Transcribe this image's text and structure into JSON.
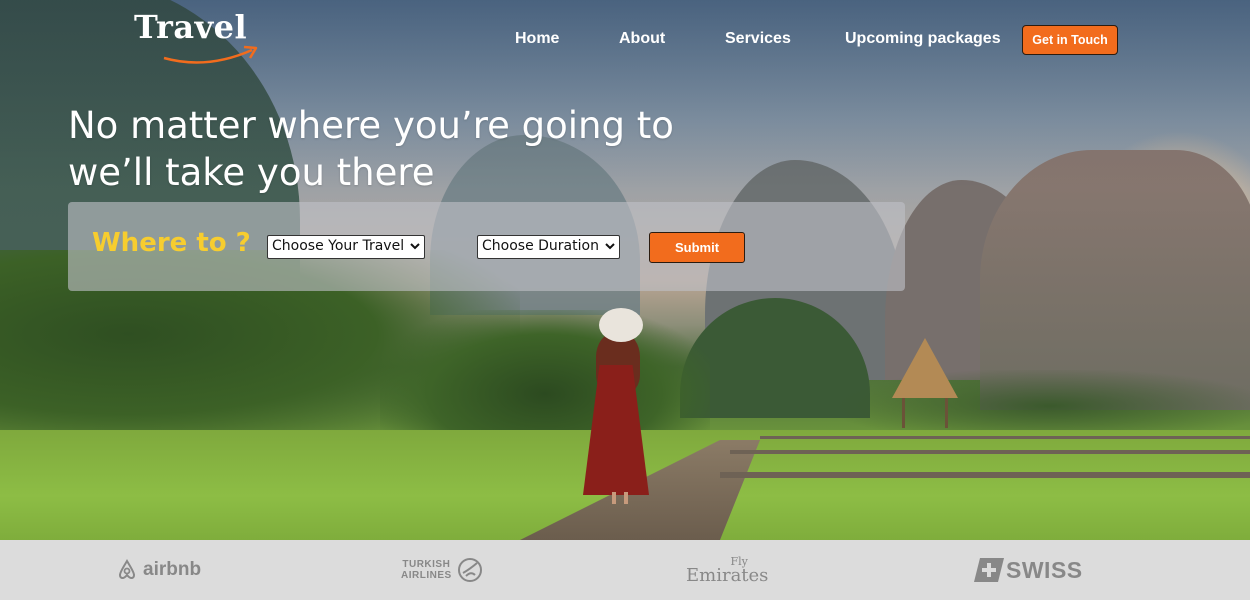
{
  "brand": {
    "logo_text": "Travel",
    "accent_color": "#f26c1d"
  },
  "nav": {
    "items": [
      {
        "label": "Home"
      },
      {
        "label": "About"
      },
      {
        "label": "Services"
      },
      {
        "label": "Upcoming packages"
      }
    ],
    "cta_label": "Get in Touch"
  },
  "hero": {
    "headline_line1": "No matter where you’re going to",
    "headline_line2": "we’ll take you there"
  },
  "search": {
    "title": "Where to ?",
    "travel_select": {
      "selected": "Choose Your Travel"
    },
    "duration_select": {
      "selected": "Choose Duration"
    },
    "submit_label": "Submit",
    "title_color": "#f7cd2f"
  },
  "partners": {
    "airbnb": "airbnb",
    "turkish_line1": "TURKISH",
    "turkish_line2": "AIRLINES",
    "emirates_fly": "Fly",
    "emirates_name": "Emirates",
    "swiss": "SWISS"
  }
}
····················
YOUR TASK: Make an exact copy of the whole listing, but don't bring over any pictures.

RESPONSE BELOW:
Transcribe this image's text and structure into JSON.
{
  "brand": {
    "logo_text": "Travel",
    "accent_color": "#f26c1d"
  },
  "nav": {
    "items": [
      {
        "label": "Home"
      },
      {
        "label": "About"
      },
      {
        "label": "Services"
      },
      {
        "label": "Upcoming packages"
      }
    ],
    "cta_label": "Get in Touch"
  },
  "hero": {
    "headline_line1": "No matter where you’re going to",
    "headline_line2": "we’ll take you there"
  },
  "search": {
    "title": "Where to ?",
    "travel_select": {
      "selected": "Choose Your Travel"
    },
    "duration_select": {
      "selected": "Choose Duration"
    },
    "submit_label": "Submit",
    "title_color": "#f7cd2f"
  },
  "partners": {
    "airbnb": "airbnb",
    "turkish_line1": "TURKISH",
    "turkish_line2": "AIRLINES",
    "emirates_fly": "Fly",
    "emirates_name": "Emirates",
    "swiss": "SWISS"
  }
}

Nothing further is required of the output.